▶ [STATED TASK]
Show only lines that include "Terminals".

Saved data entries

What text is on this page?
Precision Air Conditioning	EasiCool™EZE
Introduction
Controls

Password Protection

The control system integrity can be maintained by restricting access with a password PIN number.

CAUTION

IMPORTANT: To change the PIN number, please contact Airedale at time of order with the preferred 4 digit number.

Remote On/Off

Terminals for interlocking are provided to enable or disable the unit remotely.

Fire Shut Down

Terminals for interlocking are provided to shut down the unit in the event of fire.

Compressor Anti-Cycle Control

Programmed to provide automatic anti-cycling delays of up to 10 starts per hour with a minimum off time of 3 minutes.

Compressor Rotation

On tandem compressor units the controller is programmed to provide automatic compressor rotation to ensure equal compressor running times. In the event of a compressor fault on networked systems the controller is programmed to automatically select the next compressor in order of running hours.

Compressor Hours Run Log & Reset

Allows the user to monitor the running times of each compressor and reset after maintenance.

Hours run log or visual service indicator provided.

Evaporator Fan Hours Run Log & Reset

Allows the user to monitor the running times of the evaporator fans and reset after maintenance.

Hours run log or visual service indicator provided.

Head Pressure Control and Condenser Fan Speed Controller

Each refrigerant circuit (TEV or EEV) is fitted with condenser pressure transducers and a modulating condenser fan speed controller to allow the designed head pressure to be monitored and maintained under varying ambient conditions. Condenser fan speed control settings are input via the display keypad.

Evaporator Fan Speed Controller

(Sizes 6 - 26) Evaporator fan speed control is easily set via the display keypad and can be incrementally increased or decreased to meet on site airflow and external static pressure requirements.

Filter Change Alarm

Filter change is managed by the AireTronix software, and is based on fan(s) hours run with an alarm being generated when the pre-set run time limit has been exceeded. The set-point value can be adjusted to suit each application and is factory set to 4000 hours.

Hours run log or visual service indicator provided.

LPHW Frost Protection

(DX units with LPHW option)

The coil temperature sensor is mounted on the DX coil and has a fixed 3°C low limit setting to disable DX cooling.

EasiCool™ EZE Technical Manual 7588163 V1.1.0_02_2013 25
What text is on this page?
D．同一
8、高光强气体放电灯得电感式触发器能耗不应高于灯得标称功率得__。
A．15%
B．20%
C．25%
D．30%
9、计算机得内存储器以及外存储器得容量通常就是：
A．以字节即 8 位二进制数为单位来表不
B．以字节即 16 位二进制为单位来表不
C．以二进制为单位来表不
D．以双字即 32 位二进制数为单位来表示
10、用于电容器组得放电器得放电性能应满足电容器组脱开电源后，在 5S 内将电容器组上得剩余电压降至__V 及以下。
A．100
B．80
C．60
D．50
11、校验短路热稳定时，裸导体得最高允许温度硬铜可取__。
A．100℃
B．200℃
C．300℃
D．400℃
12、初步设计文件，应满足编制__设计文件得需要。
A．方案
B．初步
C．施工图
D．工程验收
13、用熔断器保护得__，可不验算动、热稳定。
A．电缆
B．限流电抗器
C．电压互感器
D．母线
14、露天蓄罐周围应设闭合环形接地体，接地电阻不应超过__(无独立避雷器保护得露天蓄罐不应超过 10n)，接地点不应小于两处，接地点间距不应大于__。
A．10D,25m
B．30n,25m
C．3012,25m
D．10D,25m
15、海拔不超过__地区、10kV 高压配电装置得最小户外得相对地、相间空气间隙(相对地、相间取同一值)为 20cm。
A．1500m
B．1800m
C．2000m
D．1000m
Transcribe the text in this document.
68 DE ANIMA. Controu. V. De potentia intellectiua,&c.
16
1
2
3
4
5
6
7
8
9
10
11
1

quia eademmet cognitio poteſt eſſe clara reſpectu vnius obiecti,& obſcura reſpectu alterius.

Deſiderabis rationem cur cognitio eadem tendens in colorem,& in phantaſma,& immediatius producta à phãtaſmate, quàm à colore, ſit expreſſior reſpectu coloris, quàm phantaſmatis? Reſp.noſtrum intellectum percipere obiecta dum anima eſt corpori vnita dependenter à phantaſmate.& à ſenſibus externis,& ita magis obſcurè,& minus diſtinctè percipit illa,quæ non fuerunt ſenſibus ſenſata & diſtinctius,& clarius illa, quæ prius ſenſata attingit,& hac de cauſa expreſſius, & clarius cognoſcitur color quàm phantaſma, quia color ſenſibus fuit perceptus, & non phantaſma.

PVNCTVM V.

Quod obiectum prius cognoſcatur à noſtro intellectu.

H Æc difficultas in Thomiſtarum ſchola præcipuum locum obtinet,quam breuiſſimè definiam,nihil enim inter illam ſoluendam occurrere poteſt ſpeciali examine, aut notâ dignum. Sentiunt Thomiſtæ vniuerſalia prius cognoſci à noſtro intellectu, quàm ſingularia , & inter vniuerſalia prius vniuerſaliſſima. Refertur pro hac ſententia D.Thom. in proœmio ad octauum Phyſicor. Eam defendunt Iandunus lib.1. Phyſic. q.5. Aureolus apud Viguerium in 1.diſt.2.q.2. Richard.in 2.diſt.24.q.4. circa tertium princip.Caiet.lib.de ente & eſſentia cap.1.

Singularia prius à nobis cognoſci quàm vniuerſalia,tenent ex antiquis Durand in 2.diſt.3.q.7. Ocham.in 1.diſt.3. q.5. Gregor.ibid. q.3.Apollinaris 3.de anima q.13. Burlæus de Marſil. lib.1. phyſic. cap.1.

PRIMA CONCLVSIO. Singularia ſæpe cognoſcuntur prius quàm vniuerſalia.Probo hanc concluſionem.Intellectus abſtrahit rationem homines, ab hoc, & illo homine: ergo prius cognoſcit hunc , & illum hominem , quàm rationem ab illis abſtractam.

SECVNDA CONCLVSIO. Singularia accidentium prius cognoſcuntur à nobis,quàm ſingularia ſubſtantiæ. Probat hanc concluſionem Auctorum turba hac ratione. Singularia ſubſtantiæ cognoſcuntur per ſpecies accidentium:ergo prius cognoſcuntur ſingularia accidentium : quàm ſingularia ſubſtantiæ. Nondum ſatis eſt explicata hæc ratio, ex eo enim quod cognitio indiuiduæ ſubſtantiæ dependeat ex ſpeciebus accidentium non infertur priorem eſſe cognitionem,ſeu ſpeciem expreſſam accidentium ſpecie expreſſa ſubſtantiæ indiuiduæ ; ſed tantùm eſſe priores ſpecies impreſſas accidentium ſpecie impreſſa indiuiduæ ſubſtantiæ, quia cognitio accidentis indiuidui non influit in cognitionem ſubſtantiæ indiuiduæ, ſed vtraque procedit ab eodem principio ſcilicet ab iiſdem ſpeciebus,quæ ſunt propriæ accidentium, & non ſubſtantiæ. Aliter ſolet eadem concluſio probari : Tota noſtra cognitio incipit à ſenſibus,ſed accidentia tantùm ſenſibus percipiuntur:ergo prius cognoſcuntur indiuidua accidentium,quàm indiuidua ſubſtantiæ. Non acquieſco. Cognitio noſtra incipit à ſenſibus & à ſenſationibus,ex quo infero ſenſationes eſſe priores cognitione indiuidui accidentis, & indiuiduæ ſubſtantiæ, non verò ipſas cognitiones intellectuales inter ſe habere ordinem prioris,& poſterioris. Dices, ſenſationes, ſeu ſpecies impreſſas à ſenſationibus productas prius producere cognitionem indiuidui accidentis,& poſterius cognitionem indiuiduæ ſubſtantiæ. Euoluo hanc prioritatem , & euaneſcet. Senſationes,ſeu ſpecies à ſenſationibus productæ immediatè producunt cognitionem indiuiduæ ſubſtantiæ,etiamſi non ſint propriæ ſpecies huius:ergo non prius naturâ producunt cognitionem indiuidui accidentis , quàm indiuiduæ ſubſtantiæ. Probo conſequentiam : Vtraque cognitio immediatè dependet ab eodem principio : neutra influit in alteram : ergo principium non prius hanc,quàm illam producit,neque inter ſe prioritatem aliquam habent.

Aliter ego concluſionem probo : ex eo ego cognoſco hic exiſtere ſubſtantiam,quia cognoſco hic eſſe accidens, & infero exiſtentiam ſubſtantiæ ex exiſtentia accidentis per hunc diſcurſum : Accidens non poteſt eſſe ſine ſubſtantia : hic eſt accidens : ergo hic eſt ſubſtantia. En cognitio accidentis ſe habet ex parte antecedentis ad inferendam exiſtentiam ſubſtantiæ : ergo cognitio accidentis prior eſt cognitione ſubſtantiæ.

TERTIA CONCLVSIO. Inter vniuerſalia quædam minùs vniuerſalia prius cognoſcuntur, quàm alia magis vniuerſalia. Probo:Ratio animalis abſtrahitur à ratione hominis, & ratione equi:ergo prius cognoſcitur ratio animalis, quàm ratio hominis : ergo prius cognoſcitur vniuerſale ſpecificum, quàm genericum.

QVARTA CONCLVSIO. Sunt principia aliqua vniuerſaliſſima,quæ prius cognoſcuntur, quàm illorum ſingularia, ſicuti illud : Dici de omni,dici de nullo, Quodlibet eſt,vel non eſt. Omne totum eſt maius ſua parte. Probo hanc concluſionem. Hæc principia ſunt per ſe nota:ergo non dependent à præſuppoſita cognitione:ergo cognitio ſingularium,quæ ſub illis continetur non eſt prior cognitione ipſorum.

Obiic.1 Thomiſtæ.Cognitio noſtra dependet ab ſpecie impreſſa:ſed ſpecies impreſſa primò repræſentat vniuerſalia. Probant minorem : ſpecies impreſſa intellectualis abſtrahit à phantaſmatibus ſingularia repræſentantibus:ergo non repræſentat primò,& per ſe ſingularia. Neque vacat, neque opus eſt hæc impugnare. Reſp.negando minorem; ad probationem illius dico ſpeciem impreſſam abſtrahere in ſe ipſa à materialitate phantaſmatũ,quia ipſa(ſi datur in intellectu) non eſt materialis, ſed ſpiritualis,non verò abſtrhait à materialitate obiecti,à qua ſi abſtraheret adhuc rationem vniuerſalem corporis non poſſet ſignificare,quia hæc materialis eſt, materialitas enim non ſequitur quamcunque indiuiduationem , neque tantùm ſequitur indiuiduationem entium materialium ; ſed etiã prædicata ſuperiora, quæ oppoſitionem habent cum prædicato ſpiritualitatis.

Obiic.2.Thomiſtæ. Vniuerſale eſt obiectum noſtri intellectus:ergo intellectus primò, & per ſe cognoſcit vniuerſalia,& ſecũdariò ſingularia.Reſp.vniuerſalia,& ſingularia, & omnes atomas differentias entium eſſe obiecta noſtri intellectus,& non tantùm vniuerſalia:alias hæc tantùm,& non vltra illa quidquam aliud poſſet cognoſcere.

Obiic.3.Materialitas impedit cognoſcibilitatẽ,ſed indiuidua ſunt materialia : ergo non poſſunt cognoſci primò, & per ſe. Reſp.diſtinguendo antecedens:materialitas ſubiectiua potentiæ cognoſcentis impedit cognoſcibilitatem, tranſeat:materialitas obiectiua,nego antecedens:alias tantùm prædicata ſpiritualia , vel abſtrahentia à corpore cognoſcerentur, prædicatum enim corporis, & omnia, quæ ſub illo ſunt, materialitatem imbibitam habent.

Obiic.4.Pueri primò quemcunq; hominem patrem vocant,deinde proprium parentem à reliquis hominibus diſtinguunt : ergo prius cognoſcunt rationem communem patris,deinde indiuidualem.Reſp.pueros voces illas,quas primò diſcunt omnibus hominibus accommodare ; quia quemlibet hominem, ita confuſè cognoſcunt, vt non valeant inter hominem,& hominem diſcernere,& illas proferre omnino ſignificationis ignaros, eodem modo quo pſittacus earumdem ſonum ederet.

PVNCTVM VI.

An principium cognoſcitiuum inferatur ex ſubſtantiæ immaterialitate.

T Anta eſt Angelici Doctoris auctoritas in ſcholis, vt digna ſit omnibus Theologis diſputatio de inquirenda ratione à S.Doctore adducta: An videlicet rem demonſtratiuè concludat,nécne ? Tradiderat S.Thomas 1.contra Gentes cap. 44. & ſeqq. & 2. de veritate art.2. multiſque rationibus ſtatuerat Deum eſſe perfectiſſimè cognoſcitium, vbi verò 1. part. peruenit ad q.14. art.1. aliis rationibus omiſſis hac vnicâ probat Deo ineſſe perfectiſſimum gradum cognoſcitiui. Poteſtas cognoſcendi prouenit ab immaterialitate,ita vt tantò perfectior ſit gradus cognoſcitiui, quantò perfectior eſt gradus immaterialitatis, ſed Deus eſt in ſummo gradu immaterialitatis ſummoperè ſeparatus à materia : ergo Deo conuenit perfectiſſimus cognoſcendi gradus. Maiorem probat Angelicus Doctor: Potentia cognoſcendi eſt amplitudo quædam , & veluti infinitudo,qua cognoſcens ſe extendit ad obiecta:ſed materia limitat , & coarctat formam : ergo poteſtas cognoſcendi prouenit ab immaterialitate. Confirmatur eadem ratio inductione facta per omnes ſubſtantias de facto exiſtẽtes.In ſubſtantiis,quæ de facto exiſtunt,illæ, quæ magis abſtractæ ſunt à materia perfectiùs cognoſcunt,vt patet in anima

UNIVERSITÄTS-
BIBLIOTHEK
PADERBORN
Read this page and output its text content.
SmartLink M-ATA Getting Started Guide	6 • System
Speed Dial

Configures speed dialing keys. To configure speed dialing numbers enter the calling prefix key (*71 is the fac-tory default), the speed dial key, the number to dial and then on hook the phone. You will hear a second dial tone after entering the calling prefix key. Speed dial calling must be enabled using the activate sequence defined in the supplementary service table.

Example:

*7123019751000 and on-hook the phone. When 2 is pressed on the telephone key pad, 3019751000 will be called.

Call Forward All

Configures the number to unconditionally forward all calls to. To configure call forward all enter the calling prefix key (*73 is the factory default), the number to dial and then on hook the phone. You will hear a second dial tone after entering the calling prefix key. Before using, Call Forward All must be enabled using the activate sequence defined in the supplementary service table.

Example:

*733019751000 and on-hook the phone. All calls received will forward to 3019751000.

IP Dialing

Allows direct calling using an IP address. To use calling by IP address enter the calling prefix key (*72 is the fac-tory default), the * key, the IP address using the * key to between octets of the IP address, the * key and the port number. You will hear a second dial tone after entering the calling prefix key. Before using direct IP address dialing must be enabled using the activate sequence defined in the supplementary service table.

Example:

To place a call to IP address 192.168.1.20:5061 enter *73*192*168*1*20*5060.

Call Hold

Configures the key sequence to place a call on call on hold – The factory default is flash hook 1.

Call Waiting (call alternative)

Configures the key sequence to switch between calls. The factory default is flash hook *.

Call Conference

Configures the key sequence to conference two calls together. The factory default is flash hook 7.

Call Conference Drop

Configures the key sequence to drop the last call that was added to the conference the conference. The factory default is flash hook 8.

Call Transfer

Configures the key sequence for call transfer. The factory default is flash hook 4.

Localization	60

▶ [ANSWER TO THIS TASK]
Terminals for interlocking are provided to enable or disable the unit remotely.
Terminals for interlocking are provided to shut down the unit in the event of fire.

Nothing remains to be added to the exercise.